▶ **Raw data**:
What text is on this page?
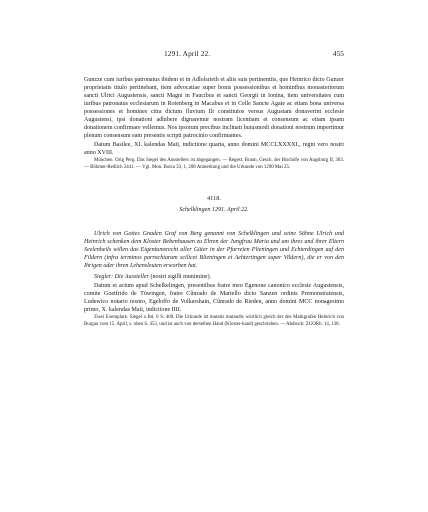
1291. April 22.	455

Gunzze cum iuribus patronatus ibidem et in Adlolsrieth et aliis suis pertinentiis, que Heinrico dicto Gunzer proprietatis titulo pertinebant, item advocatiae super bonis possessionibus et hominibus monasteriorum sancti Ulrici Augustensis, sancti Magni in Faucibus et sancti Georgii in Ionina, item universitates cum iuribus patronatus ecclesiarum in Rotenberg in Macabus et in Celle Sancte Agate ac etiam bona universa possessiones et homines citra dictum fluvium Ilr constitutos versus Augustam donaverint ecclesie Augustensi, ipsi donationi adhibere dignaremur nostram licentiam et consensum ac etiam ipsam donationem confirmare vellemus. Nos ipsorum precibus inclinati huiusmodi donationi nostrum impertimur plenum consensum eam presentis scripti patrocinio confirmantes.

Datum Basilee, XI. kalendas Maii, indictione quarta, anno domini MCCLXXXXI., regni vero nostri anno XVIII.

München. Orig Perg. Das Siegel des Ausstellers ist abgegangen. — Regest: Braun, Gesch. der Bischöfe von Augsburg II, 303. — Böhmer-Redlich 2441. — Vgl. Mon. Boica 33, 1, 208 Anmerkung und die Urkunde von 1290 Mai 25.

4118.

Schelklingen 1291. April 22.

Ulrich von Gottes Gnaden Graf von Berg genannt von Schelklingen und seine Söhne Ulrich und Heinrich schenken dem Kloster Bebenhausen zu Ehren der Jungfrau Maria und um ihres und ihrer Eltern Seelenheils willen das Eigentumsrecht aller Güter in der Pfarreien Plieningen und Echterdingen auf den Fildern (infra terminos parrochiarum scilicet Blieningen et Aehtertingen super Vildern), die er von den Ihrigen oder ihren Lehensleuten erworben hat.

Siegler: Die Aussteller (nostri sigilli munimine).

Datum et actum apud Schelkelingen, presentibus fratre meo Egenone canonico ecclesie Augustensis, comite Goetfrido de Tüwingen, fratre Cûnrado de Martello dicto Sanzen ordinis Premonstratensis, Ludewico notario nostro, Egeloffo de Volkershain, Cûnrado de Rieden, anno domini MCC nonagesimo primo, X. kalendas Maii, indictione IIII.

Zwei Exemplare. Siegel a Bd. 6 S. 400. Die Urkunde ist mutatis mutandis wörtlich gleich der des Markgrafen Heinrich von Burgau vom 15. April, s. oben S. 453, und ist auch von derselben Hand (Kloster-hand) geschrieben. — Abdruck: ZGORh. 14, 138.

▶ **Task instructions**: Gather all lines with the string "Siegel" from the data.

▶ **Solution to the problem**:
München. Orig Perg. Das Siegel des Ausstellers ist abgegangen. — Regest: Braun, Gesch. der Bischöfe von Augsburg II, 303. — Böhmer-Redlich 2441. — Vgl. Mon. Boica 33, 1, 208 Anmerkung und die Urkunde von 1290 Mai 25.
Zwei Exemplare. Siegel a Bd. 6 S. 400. Die Urkunde ist mutatis mutandis wörtlich gleich der des Markgrafen Heinrich von Burgau vom 15. April, s. oben S. 453, und ist auch von derselben Hand (Kloster-hand) geschrieben. — Abdruck: ZGORh. 14, 138.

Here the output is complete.